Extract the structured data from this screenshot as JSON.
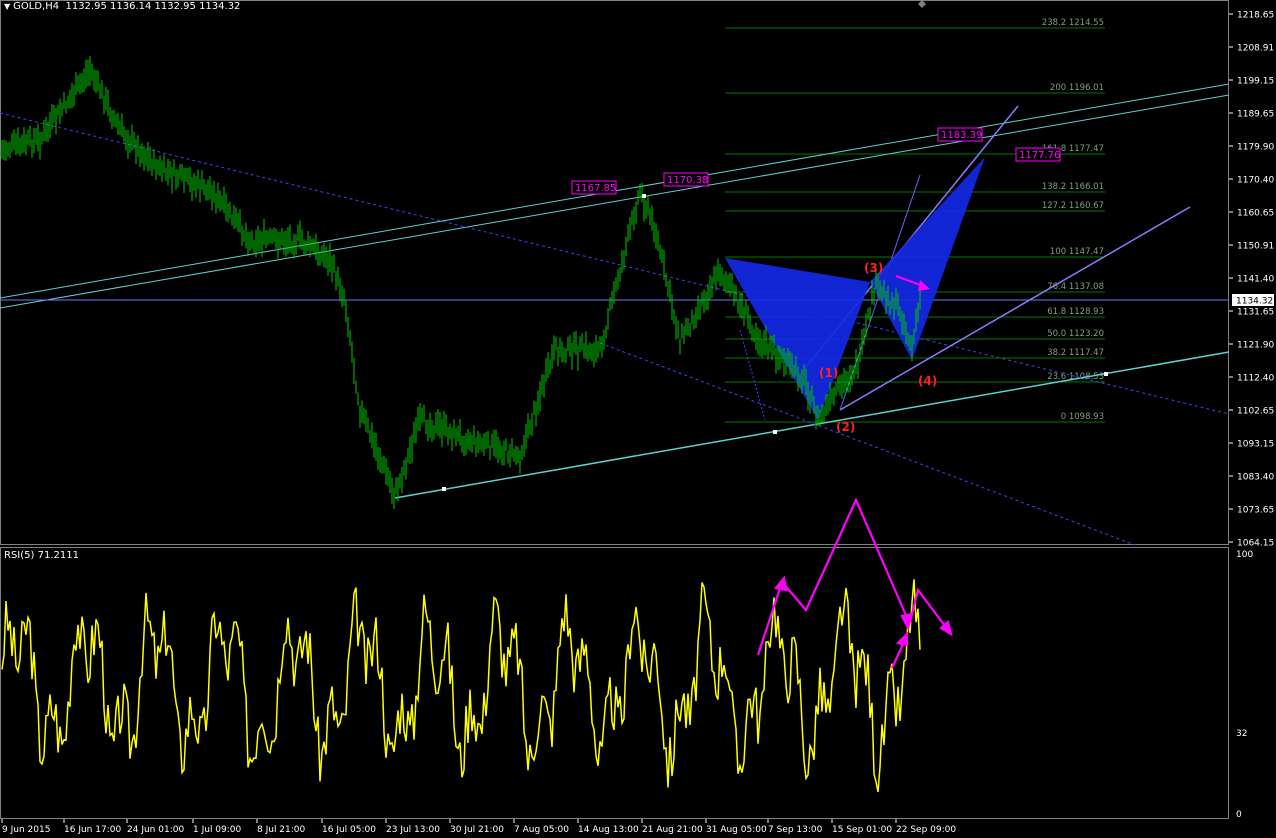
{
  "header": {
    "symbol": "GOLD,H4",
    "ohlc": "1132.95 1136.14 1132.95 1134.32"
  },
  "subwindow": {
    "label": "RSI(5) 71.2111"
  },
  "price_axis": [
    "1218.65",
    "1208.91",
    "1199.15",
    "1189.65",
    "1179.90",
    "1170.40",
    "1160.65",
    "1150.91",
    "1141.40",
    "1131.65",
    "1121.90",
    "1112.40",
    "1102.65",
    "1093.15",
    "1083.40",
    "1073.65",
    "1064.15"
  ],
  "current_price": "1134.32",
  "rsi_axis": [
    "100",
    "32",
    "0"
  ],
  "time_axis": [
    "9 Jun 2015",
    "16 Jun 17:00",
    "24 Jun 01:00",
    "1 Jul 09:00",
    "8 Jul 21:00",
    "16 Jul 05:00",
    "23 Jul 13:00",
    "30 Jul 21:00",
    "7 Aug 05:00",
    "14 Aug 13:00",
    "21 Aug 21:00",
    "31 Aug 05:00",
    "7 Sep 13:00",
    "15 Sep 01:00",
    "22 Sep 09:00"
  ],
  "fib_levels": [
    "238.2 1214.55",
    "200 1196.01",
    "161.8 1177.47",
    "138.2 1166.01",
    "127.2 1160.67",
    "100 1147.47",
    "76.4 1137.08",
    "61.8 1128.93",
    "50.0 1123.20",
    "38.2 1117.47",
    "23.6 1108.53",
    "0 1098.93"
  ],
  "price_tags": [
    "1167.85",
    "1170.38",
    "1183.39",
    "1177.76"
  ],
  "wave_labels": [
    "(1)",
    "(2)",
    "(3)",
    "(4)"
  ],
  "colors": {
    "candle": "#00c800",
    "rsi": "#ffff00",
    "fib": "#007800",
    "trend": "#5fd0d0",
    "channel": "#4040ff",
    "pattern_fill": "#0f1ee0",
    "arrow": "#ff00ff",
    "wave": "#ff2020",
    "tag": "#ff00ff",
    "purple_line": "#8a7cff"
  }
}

-.-.-

> **Aim**: Word for word, quote the full listing, omitting every picture.

> **Expected answer**:
Extract the structured data from this screenshot as JSON.
{
  "header": {
    "symbol": "GOLD,H4",
    "ohlc": "1132.95 1136.14 1132.95 1134.32"
  },
  "subwindow": {
    "label": "RSI(5) 71.2111"
  },
  "price_axis": [
    "1218.65",
    "1208.91",
    "1199.15",
    "1189.65",
    "1179.90",
    "1170.40",
    "1160.65",
    "1150.91",
    "1141.40",
    "1131.65",
    "1121.90",
    "1112.40",
    "1102.65",
    "1093.15",
    "1083.40",
    "1073.65",
    "1064.15"
  ],
  "current_price": "1134.32",
  "rsi_axis": [
    "100",
    "32",
    "0"
  ],
  "time_axis": [
    "9 Jun 2015",
    "16 Jun 17:00",
    "24 Jun 01:00",
    "1 Jul 09:00",
    "8 Jul 21:00",
    "16 Jul 05:00",
    "23 Jul 13:00",
    "30 Jul 21:00",
    "7 Aug 05:00",
    "14 Aug 13:00",
    "21 Aug 21:00",
    "31 Aug 05:00",
    "7 Sep 13:00",
    "15 Sep 01:00",
    "22 Sep 09:00"
  ],
  "fib_levels": [
    "238.2 1214.55",
    "200 1196.01",
    "161.8 1177.47",
    "138.2 1166.01",
    "127.2 1160.67",
    "100 1147.47",
    "76.4 1137.08",
    "61.8 1128.93",
    "50.0 1123.20",
    "38.2 1117.47",
    "23.6 1108.53",
    "0 1098.93"
  ],
  "price_tags": [
    "1167.85",
    "1170.38",
    "1183.39",
    "1177.76"
  ],
  "wave_labels": [
    "(1)",
    "(2)",
    "(3)",
    "(4)"
  ],
  "colors": {
    "candle": "#00c800",
    "rsi": "#ffff00",
    "fib": "#007800",
    "trend": "#5fd0d0",
    "channel": "#4040ff",
    "pattern_fill": "#0f1ee0",
    "arrow": "#ff00ff",
    "wave": "#ff2020",
    "tag": "#ff00ff",
    "purple_line": "#8a7cff"
  }
}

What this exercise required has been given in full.